◆ TASK STATEMENT ◆
Please continue the forum thread titled "War time New World" from the point where it stops.

◆ GIVEN TEXT ◆
════════════════════
# War time New World



## Kramai88 (Dec 29, 2019)

Before and after 














Sent from my iPhone using Tapatalk


----------



## rollfaster (Dec 29, 2019)

Excellent job on a gorgeous bike!!


----------



## GTs58 (Dec 29, 2019)

Sweet! I kinda liked the Opaque Blue though. haha............. The earliest J serial on the list and I'd be interested in what the crank casting date is.


----------



## Miq (Dec 30, 2019)

Great job @Kramai88 !   Another beautiful war time BFG.  The blackout parts are sweet.  This bike is the earliest war time NW we’ve seen with the rear *single wire* mudguard stays.  Victory bike!


----------



## fat tire trader (Dec 30, 2019)

Nice job! How did you remove the blue paint?


----------



## Kramai88 (Dec 30, 2019)
════════════════════
◆ SOURCE MATERIAL ◆

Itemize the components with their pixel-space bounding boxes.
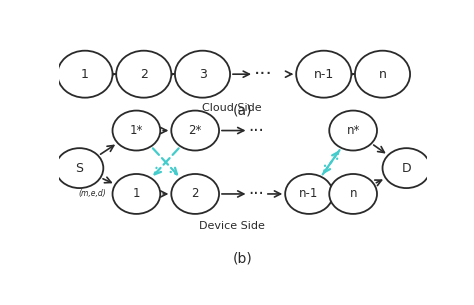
════════════════════
◆ THE RESULT ◆
@GTs58 the crank was stamped AS but no date. It was disappointing 
@fat tire trader I used graffiti remover to get the blue paint off. It worked pretty good 


Sent from my iPhone using Tapatalk


----------



## fat tire trader (Dec 30, 2019)

My 43 Dayton G519, had red paint all over it. I used Goof Off Industrial Strength Graffiti Remover in a spray can. It worked well on my bike too.


----------



## Bozman (Dec 30, 2019)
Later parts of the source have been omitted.